▶ _Work to complete_
All of the records below need to be copied exactly.

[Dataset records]
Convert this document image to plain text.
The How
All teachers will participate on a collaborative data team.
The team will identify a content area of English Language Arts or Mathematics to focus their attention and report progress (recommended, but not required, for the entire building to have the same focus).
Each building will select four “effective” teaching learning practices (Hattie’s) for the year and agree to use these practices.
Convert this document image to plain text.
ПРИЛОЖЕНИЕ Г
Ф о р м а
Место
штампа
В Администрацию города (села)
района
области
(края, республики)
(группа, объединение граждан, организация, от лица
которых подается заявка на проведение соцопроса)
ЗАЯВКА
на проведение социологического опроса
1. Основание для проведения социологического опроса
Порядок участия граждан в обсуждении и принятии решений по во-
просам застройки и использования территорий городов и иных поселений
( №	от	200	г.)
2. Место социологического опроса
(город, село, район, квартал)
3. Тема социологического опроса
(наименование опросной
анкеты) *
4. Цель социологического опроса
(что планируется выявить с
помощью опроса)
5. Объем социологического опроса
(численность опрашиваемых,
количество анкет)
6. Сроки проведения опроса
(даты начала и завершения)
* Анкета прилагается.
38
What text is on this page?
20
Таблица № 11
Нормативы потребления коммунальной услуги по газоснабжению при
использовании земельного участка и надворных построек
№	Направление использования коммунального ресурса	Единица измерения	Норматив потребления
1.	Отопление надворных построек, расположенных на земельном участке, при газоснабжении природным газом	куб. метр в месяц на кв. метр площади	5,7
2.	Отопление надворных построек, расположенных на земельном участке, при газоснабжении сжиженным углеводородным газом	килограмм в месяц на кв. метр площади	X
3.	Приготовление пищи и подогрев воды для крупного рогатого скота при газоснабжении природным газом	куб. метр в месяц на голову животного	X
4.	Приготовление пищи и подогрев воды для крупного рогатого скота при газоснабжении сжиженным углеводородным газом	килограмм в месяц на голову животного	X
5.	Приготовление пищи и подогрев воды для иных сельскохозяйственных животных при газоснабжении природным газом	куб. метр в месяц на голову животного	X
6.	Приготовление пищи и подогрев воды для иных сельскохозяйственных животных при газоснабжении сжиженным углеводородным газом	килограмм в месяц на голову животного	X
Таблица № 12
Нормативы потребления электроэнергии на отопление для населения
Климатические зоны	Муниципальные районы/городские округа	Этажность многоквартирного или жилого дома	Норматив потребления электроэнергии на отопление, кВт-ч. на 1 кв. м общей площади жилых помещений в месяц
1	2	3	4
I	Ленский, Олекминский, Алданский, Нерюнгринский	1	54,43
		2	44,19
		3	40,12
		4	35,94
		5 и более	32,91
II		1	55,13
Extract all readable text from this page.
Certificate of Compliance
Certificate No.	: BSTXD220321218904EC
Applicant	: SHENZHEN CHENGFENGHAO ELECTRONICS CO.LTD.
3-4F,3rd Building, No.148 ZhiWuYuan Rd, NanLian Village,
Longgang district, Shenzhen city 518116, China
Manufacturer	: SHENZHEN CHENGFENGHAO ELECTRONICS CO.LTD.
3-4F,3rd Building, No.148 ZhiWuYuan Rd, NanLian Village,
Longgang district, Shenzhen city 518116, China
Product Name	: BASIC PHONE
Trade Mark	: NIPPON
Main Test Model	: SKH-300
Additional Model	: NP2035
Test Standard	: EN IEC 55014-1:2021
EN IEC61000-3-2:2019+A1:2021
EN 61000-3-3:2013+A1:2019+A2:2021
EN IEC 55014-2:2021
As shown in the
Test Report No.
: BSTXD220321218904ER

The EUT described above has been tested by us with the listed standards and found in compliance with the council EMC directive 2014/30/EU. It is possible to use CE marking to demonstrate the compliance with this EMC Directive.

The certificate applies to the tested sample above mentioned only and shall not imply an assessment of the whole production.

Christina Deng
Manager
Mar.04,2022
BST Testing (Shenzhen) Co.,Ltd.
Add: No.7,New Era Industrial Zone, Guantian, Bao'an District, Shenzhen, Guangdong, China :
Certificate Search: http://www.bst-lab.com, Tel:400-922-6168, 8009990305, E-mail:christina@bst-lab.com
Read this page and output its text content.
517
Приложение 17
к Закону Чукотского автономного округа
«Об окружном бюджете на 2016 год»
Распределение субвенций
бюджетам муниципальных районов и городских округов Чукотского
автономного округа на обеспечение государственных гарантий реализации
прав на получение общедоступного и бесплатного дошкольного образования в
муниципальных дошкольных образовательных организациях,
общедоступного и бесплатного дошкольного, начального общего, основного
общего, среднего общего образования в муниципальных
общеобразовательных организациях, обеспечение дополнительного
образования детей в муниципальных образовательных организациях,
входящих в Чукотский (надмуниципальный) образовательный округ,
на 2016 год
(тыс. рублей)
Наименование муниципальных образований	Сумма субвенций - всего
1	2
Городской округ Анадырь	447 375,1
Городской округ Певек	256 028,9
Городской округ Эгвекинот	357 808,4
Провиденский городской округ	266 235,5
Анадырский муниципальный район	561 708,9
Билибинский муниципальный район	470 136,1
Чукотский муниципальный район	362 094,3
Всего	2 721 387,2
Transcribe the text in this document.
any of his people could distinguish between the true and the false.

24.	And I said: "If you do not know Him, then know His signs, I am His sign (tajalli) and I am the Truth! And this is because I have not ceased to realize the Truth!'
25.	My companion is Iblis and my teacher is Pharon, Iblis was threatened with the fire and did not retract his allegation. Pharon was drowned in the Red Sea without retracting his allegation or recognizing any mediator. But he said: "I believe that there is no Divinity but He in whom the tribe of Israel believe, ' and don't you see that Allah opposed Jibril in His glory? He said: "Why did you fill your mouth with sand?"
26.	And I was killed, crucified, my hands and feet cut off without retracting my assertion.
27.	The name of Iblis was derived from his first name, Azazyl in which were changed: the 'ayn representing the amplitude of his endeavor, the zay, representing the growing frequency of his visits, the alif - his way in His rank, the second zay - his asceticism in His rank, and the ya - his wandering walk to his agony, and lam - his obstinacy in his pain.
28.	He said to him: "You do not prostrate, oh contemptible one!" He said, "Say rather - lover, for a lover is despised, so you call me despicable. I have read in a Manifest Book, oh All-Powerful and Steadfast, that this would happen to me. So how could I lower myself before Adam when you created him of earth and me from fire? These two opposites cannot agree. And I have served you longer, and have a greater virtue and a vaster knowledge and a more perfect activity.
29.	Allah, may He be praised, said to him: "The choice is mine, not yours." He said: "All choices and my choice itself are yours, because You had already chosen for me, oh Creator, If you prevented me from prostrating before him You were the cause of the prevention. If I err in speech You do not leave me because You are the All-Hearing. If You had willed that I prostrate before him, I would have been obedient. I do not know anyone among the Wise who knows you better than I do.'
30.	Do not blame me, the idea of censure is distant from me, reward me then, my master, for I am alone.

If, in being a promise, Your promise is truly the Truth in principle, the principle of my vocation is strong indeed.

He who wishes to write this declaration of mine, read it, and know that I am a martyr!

▶ _Exercise response_
Convert this document image to plain text.
The How
All teachers will participate on a collaborative data team.
The team will identify a content area of English Language Arts or Mathematics to focus their attention and report progress (recommended, but not required, for the entire building to have the same focus).
Each building will select four “effective” teaching learning practices (Hattie’s) for the year and agree to use these practices.
Convert this document image to plain text.
ПРИЛОЖЕНИЕ Г
Ф о р м а
Место
штампа
В Администрацию города (села)
района
области
(края, республики)
(группа, объединение граждан, организация, от лица
которых подается заявка на проведение соцопроса)
ЗАЯВКА
на проведение социологического опроса
1. Основание для проведения социологического опроса
Порядок участия граждан в обсуждении и принятии решений по во-
просам застройки и использования территорий городов и иных поселений
( №	от	200	г.)
2. Место социологического опроса
(город, село, район, квартал)
3. Тема социологического опроса
(наименование опросной
анкеты) *
4. Цель социологического опроса
(что планируется выявить с
помощью опроса)
5. Объем социологического опроса
(численность опрашиваемых,
количество анкет)
6. Сроки проведения опроса
(даты начала и завершения)
* Анкета прилагается.
38
What text is on this page?
20
Таблица № 11
Нормативы потребления коммунальной услуги по газоснабжению при
использовании земельного участка и надворных построек
№	Направление использования коммунального ресурса	Единица измерения	Норматив потребления
1.	Отопление надворных построек, расположенных на земельном участке, при газоснабжении природным газом	куб. метр в месяц на кв. метр площади	5,7
2.	Отопление надворных построек, расположенных на земельном участке, при газоснабжении сжиженным углеводородным газом	килограмм в месяц на кв. метр площади	X
3.	Приготовление пищи и подогрев воды для крупного рогатого скота при газоснабжении природным газом	куб. метр в месяц на голову животного	X
4.	Приготовление пищи и подогрев воды для крупного рогатого скота при газоснабжении сжиженным углеводородным газом	килограмм в месяц на голову животного	X
5.	Приготовление пищи и подогрев воды для иных сельскохозяйственных животных при газоснабжении природным газом	куб. метр в месяц на голову животного	X
6.	Приготовление пищи и подогрев воды для иных сельскохозяйственных животных при газоснабжении сжиженным углеводородным газом	килограмм в месяц на голову животного	X
Таблица № 12
Нормативы потребления электроэнергии на отопление для населения
Климатические зоны	Муниципальные районы/городские округа	Этажность многоквартирного или жилого дома	Норматив потребления электроэнергии на отопление, кВт-ч. на 1 кв. м общей площади жилых помещений в месяц
1	2	3	4
I	Ленский, Олекминский, Алданский, Нерюнгринский	1	54,43
		2	44,19
		3	40,12
		4	35,94
		5 и более	32,91
II		1	55,13
Extract all readable text from this page.
Certificate of Compliance
Certificate No.	: BSTXD220321218904EC
Applicant	: SHENZHEN CHENGFENGHAO ELECTRONICS CO.LTD.
3-4F,3rd Building, No.148 ZhiWuYuan Rd, NanLian Village,
Longgang district, Shenzhen city 518116, China
Manufacturer	: SHENZHEN CHENGFENGHAO ELECTRONICS CO.LTD.
3-4F,3rd Building, No.148 ZhiWuYuan Rd, NanLian Village,
Longgang district, Shenzhen city 518116, China
Product Name	: BASIC PHONE
Trade Mark	: NIPPON
Main Test Model	: SKH-300
Additional Model	: NP2035
Test Standard	: EN IEC 55014-1:2021
EN IEC61000-3-2:2019+A1:2021
EN 61000-3-3:2013+A1:2019+A2:2021
EN IEC 55014-2:2021
As shown in the
Test Report No.
: BSTXD220321218904ER

The EUT described above has been tested by us with the listed standards and found in compliance with the council EMC directive 2014/30/EU. It is possible to use CE marking to demonstrate the compliance with this EMC Directive.

The certificate applies to the tested sample above mentioned only and shall not imply an assessment of the whole production.

Christina Deng
Manager
Mar.04,2022
BST Testing (Shenzhen) Co.,Ltd.
Add: No.7,New Era Industrial Zone, Guantian, Bao'an District, Shenzhen, Guangdong, China :
Certificate Search: http://www.bst-lab.com, Tel:400-922-6168, 8009990305, E-mail:christina@bst-lab.com
Read this page and output its text content.
517
Приложение 17
к Закону Чукотского автономного округа
«Об окружном бюджете на 2016 год»
Распределение субвенций
бюджетам муниципальных районов и городских округов Чукотского
автономного округа на обеспечение государственных гарантий реализации
прав на получение общедоступного и бесплатного дошкольного образования в
муниципальных дошкольных образовательных организациях,
общедоступного и бесплатного дошкольного, начального общего, основного
общего, среднего общего образования в муниципальных
общеобразовательных организациях, обеспечение дополнительного
образования детей в муниципальных образовательных организациях,
входящих в Чукотский (надмуниципальный) образовательный округ,
на 2016 год
(тыс. рублей)
Наименование муниципальных образований	Сумма субвенций - всего
1	2
Городской округ Анадырь	447 375,1
Городской округ Певек	256 028,9
Городской округ Эгвекинот	357 808,4
Провиденский городской округ	266 235,5
Анадырский муниципальный район	561 708,9
Билибинский муниципальный район	470 136,1
Чукотский муниципальный район	362 094,3
Всего	2 721 387,2
Transcribe the text in this document.
any of his people could distinguish between the true and the false.

24.	And I said: "If you do not know Him, then know His signs, I am His sign (tajalli) and I am the Truth! And this is because I have not ceased to realize the Truth!'
25.	My companion is Iblis and my teacher is Pharon, Iblis was threatened with the fire and did not retract his allegation. Pharon was drowned in the Red Sea without retracting his allegation or recognizing any mediator. But he said: "I believe that there is no Divinity but He in whom the tribe of Israel believe, ' and don't you see that Allah opposed Jibril in His glory? He said: "Why did you fill your mouth with sand?"
26.	And I was killed, crucified, my hands and feet cut off without retracting my assertion.
27.	The name of Iblis was derived from his first name, Azazyl in which were changed: the 'ayn representing the amplitude of his endeavor, the zay, representing the growing frequency of his visits, the alif - his way in His rank, the second zay - his asceticism in His rank, and the ya - his wandering walk to his agony, and lam - his obstinacy in his pain.
28.	He said to him: "You do not prostrate, oh contemptible one!" He said, "Say rather - lover, for a lover is despised, so you call me despicable. I have read in a Manifest Book, oh All-Powerful and Steadfast, that this would happen to me. So how could I lower myself before Adam when you created him of earth and me from fire? These two opposites cannot agree. And I have served you longer, and have a greater virtue and a vaster knowledge and a more perfect activity.
29.	Allah, may He be praised, said to him: "The choice is mine, not yours." He said: "All choices and my choice itself are yours, because You had already chosen for me, oh Creator, If you prevented me from prostrating before him You were the cause of the prevention. If I err in speech You do not leave me because You are the All-Hearing. If You had willed that I prostrate before him, I would have been obedient. I do not know anyone among the Wise who knows you better than I do.'
30.	Do not blame me, the idea of censure is distant from me, reward me then, my master, for I am alone.

If, in being a promise, Your promise is truly the Truth in principle, the principle of my vocation is strong indeed.

He who wishes to write this declaration of mine, read it, and know that I am a martyr!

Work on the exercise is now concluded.